__PROBLEM DETAILS__
Every entry below must be repeated exactly; skip the pictures.

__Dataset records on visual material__
□ □ □ □ □ □ □

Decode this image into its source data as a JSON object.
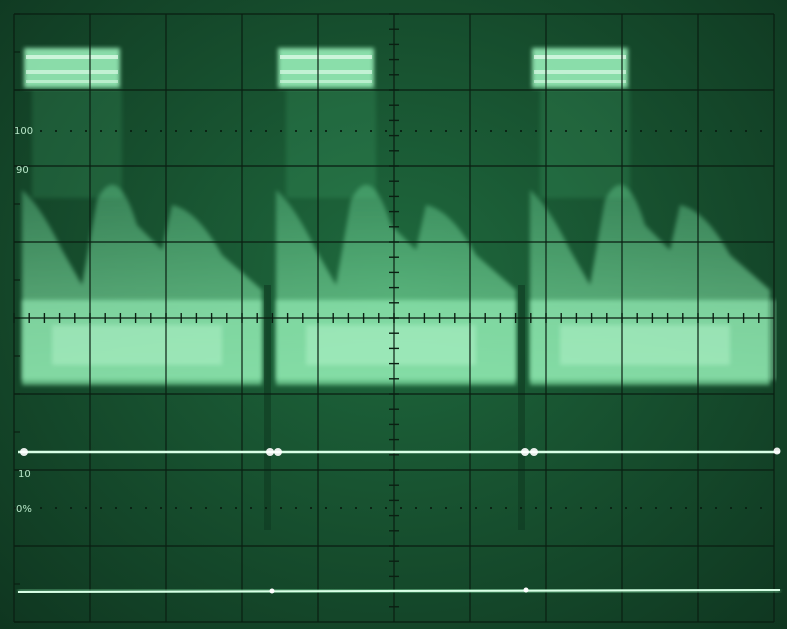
{
  "scope": {
    "graticule_labels": {
      "top_100": "100",
      "top_90": "90",
      "bottom_10": "10",
      "bottom_0": "0%"
    },
    "colors": {
      "phosphor": "#8ff5b4",
      "trace_bright": "#d8ffe6",
      "grid_line": "#0a1f12",
      "background": "#184f2f"
    }
  }
}
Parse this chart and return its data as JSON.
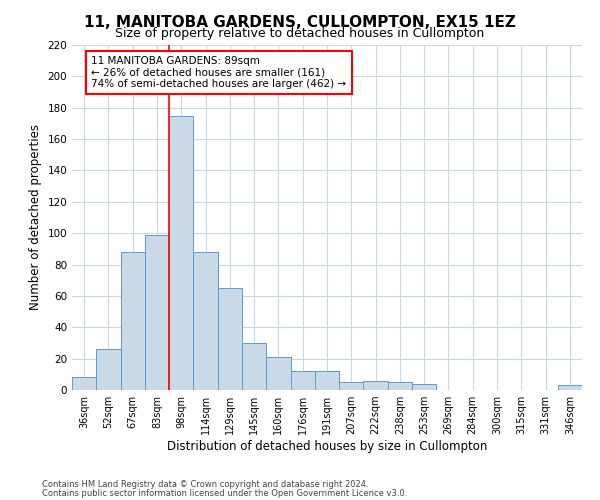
{
  "title": "11, MANITOBA GARDENS, CULLOMPTON, EX15 1EZ",
  "subtitle": "Size of property relative to detached houses in Cullompton",
  "xlabel": "Distribution of detached houses by size in Cullompton",
  "ylabel": "Number of detached properties",
  "bin_labels": [
    "36sqm",
    "52sqm",
    "67sqm",
    "83sqm",
    "98sqm",
    "114sqm",
    "129sqm",
    "145sqm",
    "160sqm",
    "176sqm",
    "191sqm",
    "207sqm",
    "222sqm",
    "238sqm",
    "253sqm",
    "269sqm",
    "284sqm",
    "300sqm",
    "315sqm",
    "331sqm",
    "346sqm"
  ],
  "bar_values": [
    8,
    26,
    88,
    99,
    175,
    88,
    65,
    30,
    21,
    12,
    12,
    5,
    6,
    5,
    4,
    0,
    0,
    0,
    0,
    0,
    3
  ],
  "bar_color": "#c9d9e8",
  "bar_edgecolor": "#5b9bd5",
  "ylim": [
    0,
    220
  ],
  "yticks": [
    0,
    20,
    40,
    60,
    80,
    100,
    120,
    140,
    160,
    180,
    200,
    220
  ],
  "vline_x": 3.5,
  "annotation_text_line1": "11 MANITOBA GARDENS: 89sqm",
  "annotation_text_line2": "← 26% of detached houses are smaller (161)",
  "annotation_text_line3": "74% of semi-detached houses are larger (462) →",
  "footnote1": "Contains HM Land Registry data © Crown copyright and database right 2024.",
  "footnote2": "Contains public sector information licensed under the Open Government Licence v3.0.",
  "bg_color": "#ffffff",
  "grid_color": "#c8d8e8",
  "title_fontsize": 11,
  "subtitle_fontsize": 9,
  "tick_fontsize": 7,
  "ylabel_fontsize": 8.5,
  "xlabel_fontsize": 8.5,
  "footnote_fontsize": 6,
  "annotation_fontsize": 7.5
}
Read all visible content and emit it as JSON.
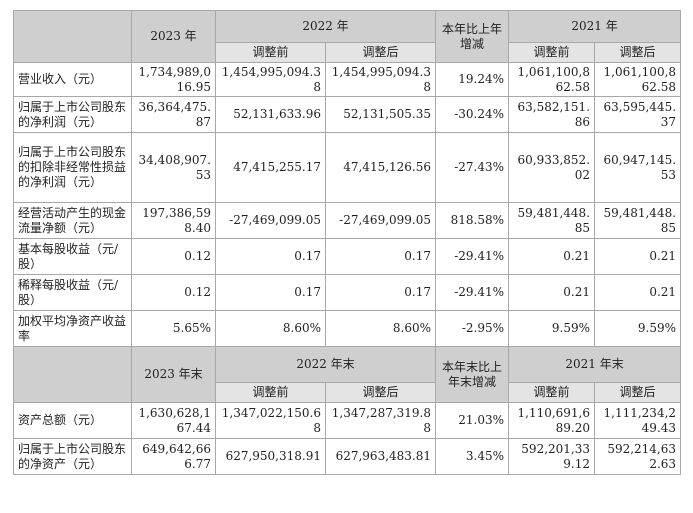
{
  "header1": {
    "c2023": "2023 年",
    "c2022": "2022 年",
    "change": "本年比上年增减",
    "c2021": "2021 年"
  },
  "sub": {
    "before": "调整前",
    "after": "调整后"
  },
  "rows1": [
    {
      "label": "营业收入（元）",
      "v2023": "1,734,989,016.95",
      "v2022b": "1,454,995,094.38",
      "v2022a": "1,454,995,094.38",
      "chg": "19.24%",
      "v2021b": "1,061,100,862.58",
      "v2021a": "1,061,100,862.58"
    },
    {
      "label": "归属于上市公司股东的净利润（元）",
      "v2023": "36,364,475.87",
      "v2022b": "52,131,633.96",
      "v2022a": "52,131,505.35",
      "chg": "-30.24%",
      "v2021b": "63,582,151.86",
      "v2021a": "63,595,445.37"
    },
    {
      "label": "归属于上市公司股东的扣除非经常性损益的净利润（元）",
      "v2023": "34,408,907.53",
      "v2022b": "47,415,255.17",
      "v2022a": "47,415,126.56",
      "chg": "-27.43%",
      "v2021b": "60,933,852.02",
      "v2021a": "60,947,145.53"
    },
    {
      "label": "经营活动产生的现金流量净额（元）",
      "v2023": "197,386,598.40",
      "v2022b": "-27,469,099.05",
      "v2022a": "-27,469,099.05",
      "chg": "818.58%",
      "v2021b": "59,481,448.85",
      "v2021a": "59,481,448.85"
    },
    {
      "label": "基本每股收益（元/股）",
      "v2023": "0.12",
      "v2022b": "0.17",
      "v2022a": "0.17",
      "chg": "-29.41%",
      "v2021b": "0.21",
      "v2021a": "0.21"
    },
    {
      "label": "稀释每股收益（元/股）",
      "v2023": "0.12",
      "v2022b": "0.17",
      "v2022a": "0.17",
      "chg": "-29.41%",
      "v2021b": "0.21",
      "v2021a": "0.21"
    },
    {
      "label": "加权平均净资产收益率",
      "v2023": "5.65%",
      "v2022b": "8.60%",
      "v2022a": "8.60%",
      "chg": "-2.95%",
      "v2021b": "9.59%",
      "v2021a": "9.59%"
    }
  ],
  "header2": {
    "c2023": "2023 年末",
    "c2022": "2022 年末",
    "change": "本年末比上年末增减",
    "c2021": "2021 年末"
  },
  "rows2": [
    {
      "label": "资产总额（元）",
      "v2023": "1,630,628,167.44",
      "v2022b": "1,347,022,150.68",
      "v2022a": "1,347,287,319.88",
      "chg": "21.03%",
      "v2021b": "1,110,691,689.20",
      "v2021a": "1,111,234,249.43"
    },
    {
      "label": "归属于上市公司股东的净资产（元）",
      "v2023": "649,642,666.77",
      "v2022b": "627,950,318.91",
      "v2022a": "627,963,483.81",
      "chg": "3.45%",
      "v2021b": "592,201,339.12",
      "v2021a": "592,214,632.63"
    }
  ]
}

□ □ □ □ □ □ □

__RESPONSE BELOW__
Decode this image into its source data as a JSON object.
{
  "scope": {
    "graticule_labels": {
      "top_100": "100",
      "top_90": "90",
      "bottom_10": "10",
      "bottom_0": "0%"
    },
    "colors": {
      "phosphor": "#8ff5b4",
      "trace_bright": "#d8ffe6",
      "grid_line": "#0a1f12",
      "background": "#184f2f"
    }
  }
}
Parse this chart and return its data as JSON.
{
  "title": "11, MANITOBA GARDENS, CULLOMPTON, EX15 1EZ",
  "subtitle": "Size of property relative to detached houses in Cullompton",
  "xlabel": "Distribution of detached houses by size in Cullompton",
  "ylabel": "Number of detached properties",
  "bin_labels": [
    "36sqm",
    "52sqm",
    "67sqm",
    "83sqm",
    "98sqm",
    "114sqm",
    "129sqm",
    "145sqm",
    "160sqm",
    "176sqm",
    "191sqm",
    "207sqm",
    "222sqm",
    "238sqm",
    "253sqm",
    "269sqm",
    "284sqm",
    "300sqm",
    "315sqm",
    "331sqm",
    "346sqm"
  ],
  "bar_values": [
    8,
    26,
    88,
    99,
    175,
    88,
    65,
    30,
    21,
    12,
    12,
    5,
    6,
    5,
    4,
    0,
    0,
    0,
    0,
    0,
    3
  ],
  "bar_color": "#c9d9e8",
  "bar_edgecolor": "#5b9bd5",
  "ylim": [
    0,
    220
  ],
  "yticks": [
    0,
    20,
    40,
    60,
    80,
    100,
    120,
    140,
    160,
    180,
    200,
    220
  ],
  "vline_x": 3.5,
  "annotation_text_line1": "11 MANITOBA GARDENS: 89sqm",
  "annotation_text_line2": "← 26% of detached houses are smaller (161)",
  "annotation_text_line3": "74% of semi-detached houses are larger (462) →",
  "footnote1": "Contains HM Land Registry data © Crown copyright and database right 2024.",
  "footnote2": "Contains public sector information licensed under the Open Government Licence v3.0.",
  "bg_color": "#ffffff",
  "grid_color": "#c8d8e8",
  "title_fontsize": 11,
  "subtitle_fontsize": 9,
  "tick_fontsize": 7,
  "ylabel_fontsize": 8.5,
  "xlabel_fontsize": 8.5,
  "footnote_fontsize": 6,
  "annotation_fontsize": 7.5
}
Read all visible content and emit it as JSON.
{
  "header1": {
    "c2023": "2023 年",
    "c2022": "2022 年",
    "change": "本年比上年增减",
    "c2021": "2021 年"
  },
  "sub": {
    "before": "调整前",
    "after": "调整后"
  },
  "rows1": [
    {
      "label": "营业收入（元）",
      "v2023": "1,734,989,016.95",
      "v2022b": "1,454,995,094.38",
      "v2022a": "1,454,995,094.38",
      "chg": "19.24%",
      "v2021b": "1,061,100,862.58",
      "v2021a": "1,061,100,862.58"
    },
    {
      "label": "归属于上市公司股东的净利润（元）",
      "v2023": "36,364,475.87",
      "v2022b": "52,131,633.96",
      "v2022a": "52,131,505.35",
      "chg": "-30.24%",
      "v2021b": "63,582,151.86",
      "v2021a": "63,595,445.37"
    },
    {
      "label": "归属于上市公司股东的扣除非经常性损益的净利润（元）",
      "v2023": "34,408,907.53",
      "v2022b": "47,415,255.17",
      "v2022a": "47,415,126.56",
      "chg": "-27.43%",
      "v2021b": "60,933,852.02",
      "v2021a": "60,947,145.53"
    },
    {
      "label": "经营活动产生的现金流量净额（元）",
      "v2023": "197,386,598.40",
      "v2022b": "-27,469,099.05",
      "v2022a": "-27,469,099.05",
      "chg": "818.58%",
      "v2021b": "59,481,448.85",
      "v2021a": "59,481,448.85"
    },
    {
      "label": "基本每股收益（元/股）",
      "v2023": "0.12",
      "v2022b": "0.17",
      "v2022a": "0.17",
      "chg": "-29.41%",
      "v2021b": "0.21",
      "v2021a": "0.21"
    },
    {
      "label": "稀释每股收益（元/股）",
      "v2023": "0.12",
      "v2022b": "0.17",
      "v2022a": "0.17",
      "chg": "-29.41%",
      "v2021b": "0.21",
      "v2021a": "0.21"
    },
    {
      "label": "加权平均净资产收益率",
      "v2023": "5.65%",
      "v2022b": "8.60%",
      "v2022a": "8.60%",
      "chg": "-2.95%",
      "v2021b": "9.59%",
      "v2021a": "9.59%"
    }
  ],
  "header2": {
    "c2023": "2023 年末",
    "c2022": "2022 年末",
    "change": "本年末比上年末增减",
    "c2021": "2021 年末"
  },
  "rows2": [
    {
      "label": "资产总额（元）",
      "v2023": "1,630,628,167.44",
      "v2022b": "1,347,022,150.68",
      "v2022a": "1,347,287,319.88",
      "chg": "21.03%",
      "v2021b": "1,110,691,689.20",
      "v2021a": "1,111,234,249.43"
    },
    {
      "label": "归属于上市公司股东的净资产（元）",
      "v2023": "649,642,666.77",
      "v2022b": "627,950,318.91",
      "v2022a": "627,963,483.81",
      "chg": "3.45%",
      "v2021b": "592,201,339.12",
      "v2021a": "592,214,632.63"
    }
  ]
}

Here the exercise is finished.